[Records about charts and figures]
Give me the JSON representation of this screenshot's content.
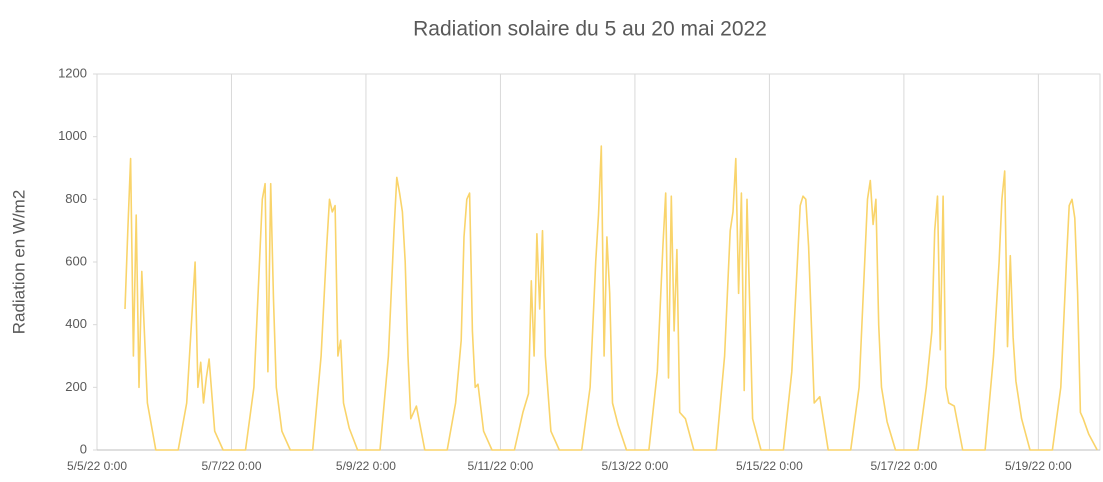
{
  "chart_data": {
    "type": "line",
    "title": "Radiation solaire du 5 au 20 mai 2022",
    "ylabel": "Radiation en W/m2",
    "x": [
      "5/5/22 10:00",
      "5/5/22 11:00",
      "5/5/22 12:00",
      "5/5/22 13:00",
      "5/5/22 14:00",
      "5/5/22 15:00",
      "5/5/22 16:00",
      "5/5/22 18:00",
      "5/5/22 21:00",
      "5/6/22 5:00",
      "5/6/22 8:00",
      "5/6/22 10:00",
      "5/6/22 11:00",
      "5/6/22 12:00",
      "5/6/22 13:00",
      "5/6/22 14:00",
      "5/6/22 15:00",
      "5/6/22 16:00",
      "5/6/22 18:00",
      "5/6/22 21:00",
      "5/7/22 5:00",
      "5/7/22 8:00",
      "5/7/22 10:00",
      "5/7/22 11:00",
      "5/7/22 12:00",
      "5/7/22 13:00",
      "5/7/22 14:00",
      "5/7/22 15:00",
      "5/7/22 16:00",
      "5/7/22 18:00",
      "5/7/22 21:00",
      "5/8/22 5:00",
      "5/8/22 8:00",
      "5/8/22 10:00",
      "5/8/22 11:00",
      "5/8/22 12:00",
      "5/8/22 13:00",
      "5/8/22 14:00",
      "5/8/22 15:00",
      "5/8/22 16:00",
      "5/8/22 18:00",
      "5/8/22 21:00",
      "5/9/22 5:00",
      "5/9/22 8:00",
      "5/9/22 10:00",
      "5/9/22 11:00",
      "5/9/22 12:00",
      "5/9/22 13:00",
      "5/9/22 14:00",
      "5/9/22 15:00",
      "5/9/22 16:00",
      "5/9/22 18:00",
      "5/9/22 21:00",
      "5/10/22 5:00",
      "5/10/22 8:00",
      "5/10/22 10:00",
      "5/10/22 11:00",
      "5/10/22 12:00",
      "5/10/22 13:00",
      "5/10/22 14:00",
      "5/10/22 15:00",
      "5/10/22 16:00",
      "5/10/22 18:00",
      "5/10/22 21:00",
      "5/11/22 5:00",
      "5/11/22 8:00",
      "5/11/22 10:00",
      "5/11/22 11:00",
      "5/11/22 12:00",
      "5/11/22 13:00",
      "5/11/22 14:00",
      "5/11/22 15:00",
      "5/11/22 16:00",
      "5/11/22 18:00",
      "5/11/22 21:00",
      "5/12/22 5:00",
      "5/12/22 8:00",
      "5/12/22 10:00",
      "5/12/22 11:00",
      "5/12/22 12:00",
      "5/12/22 13:00",
      "5/12/22 14:00",
      "5/12/22 15:00",
      "5/12/22 16:00",
      "5/12/22 18:00",
      "5/12/22 21:00",
      "5/13/22 5:00",
      "5/13/22 8:00",
      "5/13/22 10:00",
      "5/13/22 11:00",
      "5/13/22 12:00",
      "5/13/22 13:00",
      "5/13/22 14:00",
      "5/13/22 15:00",
      "5/13/22 16:00",
      "5/13/22 18:00",
      "5/13/22 21:00",
      "5/14/22 5:00",
      "5/14/22 8:00",
      "5/14/22 10:00",
      "5/14/22 11:00",
      "5/14/22 12:00",
      "5/14/22 13:00",
      "5/14/22 14:00",
      "5/14/22 15:00",
      "5/14/22 16:00",
      "5/14/22 18:00",
      "5/14/22 21:00",
      "5/15/22 5:00",
      "5/15/22 8:00",
      "5/15/22 10:00",
      "5/15/22 11:00",
      "5/15/22 12:00",
      "5/15/22 13:00",
      "5/15/22 14:00",
      "5/15/22 15:00",
      "5/15/22 16:00",
      "5/15/22 18:00",
      "5/15/22 21:00",
      "5/16/22 5:00",
      "5/16/22 8:00",
      "5/16/22 10:00",
      "5/16/22 11:00",
      "5/16/22 12:00",
      "5/16/22 13:00",
      "5/16/22 14:00",
      "5/16/22 15:00",
      "5/16/22 16:00",
      "5/16/22 18:00",
      "5/16/22 21:00",
      "5/17/22 5:00",
      "5/17/22 8:00",
      "5/17/22 10:00",
      "5/17/22 11:00",
      "5/17/22 12:00",
      "5/17/22 13:00",
      "5/17/22 14:00",
      "5/17/22 15:00",
      "5/17/22 16:00",
      "5/17/22 18:00",
      "5/17/22 21:00",
      "5/18/22 5:00",
      "5/18/22 8:00",
      "5/18/22 10:00",
      "5/18/22 11:00",
      "5/18/22 12:00",
      "5/18/22 13:00",
      "5/18/22 14:00",
      "5/18/22 15:00",
      "5/18/22 16:00",
      "5/18/22 18:00",
      "5/18/22 21:00",
      "5/19/22 5:00",
      "5/19/22 8:00",
      "5/19/22 10:00",
      "5/19/22 11:00",
      "5/19/22 12:00",
      "5/19/22 13:00",
      "5/19/22 14:00",
      "5/19/22 15:00",
      "5/19/22 16:00",
      "5/19/22 18:00",
      "5/19/22 21:00"
    ],
    "series": [
      {
        "name": "Radiation",
        "color": "#f9d46b",
        "values": [
          450,
          700,
          930,
          300,
          750,
          200,
          570,
          150,
          0,
          0,
          150,
          450,
          600,
          200,
          280,
          150,
          230,
          290,
          60,
          0,
          0,
          200,
          600,
          800,
          850,
          250,
          850,
          480,
          200,
          60,
          0,
          0,
          300,
          650,
          800,
          760,
          780,
          300,
          350,
          150,
          70,
          0,
          0,
          300,
          700,
          870,
          820,
          760,
          600,
          300,
          100,
          140,
          0,
          0,
          150,
          350,
          680,
          800,
          820,
          380,
          200,
          210,
          60,
          0,
          0,
          120,
          180,
          540,
          300,
          690,
          450,
          700,
          300,
          60,
          0,
          0,
          200,
          600,
          750,
          970,
          300,
          680,
          500,
          150,
          80,
          0,
          0,
          250,
          650,
          820,
          230,
          810,
          380,
          640,
          120,
          100,
          0,
          0,
          300,
          700,
          760,
          930,
          500,
          820,
          190,
          800,
          100,
          0,
          0,
          250,
          600,
          780,
          810,
          800,
          650,
          400,
          150,
          170,
          0,
          0,
          200,
          600,
          800,
          860,
          720,
          800,
          400,
          200,
          90,
          0,
          0,
          200,
          380,
          700,
          810,
          320,
          810,
          200,
          150,
          140,
          0,
          0,
          300,
          600,
          800,
          890,
          330,
          620,
          360,
          220,
          100,
          0,
          0,
          200,
          600,
          780,
          800,
          740,
          500,
          120,
          100,
          50,
          0
        ]
      }
    ],
    "xlim": [
      "5/5/22 0:00",
      "5/19/22 22:00"
    ],
    "xticks": [
      "5/5/22 0:00",
      "5/7/22 0:00",
      "5/9/22 0:00",
      "5/11/22 0:00",
      "5/13/22 0:00",
      "5/15/22 0:00",
      "5/17/22 0:00",
      "5/19/22 0:00"
    ],
    "ylim": [
      0,
      1200
    ],
    "yticks": [
      0,
      200,
      400,
      600,
      800,
      1000,
      1200
    ],
    "xgrid": true
  }
}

What the exercise asks:
Look through the entries above for the word "Radiation". Copy every line where it shows up.

Task output:
    "title": "Radiation solaire du 5 au 20 mai 2022",
    "ylabel": "Radiation en W/m2",
        "name": "Radiation",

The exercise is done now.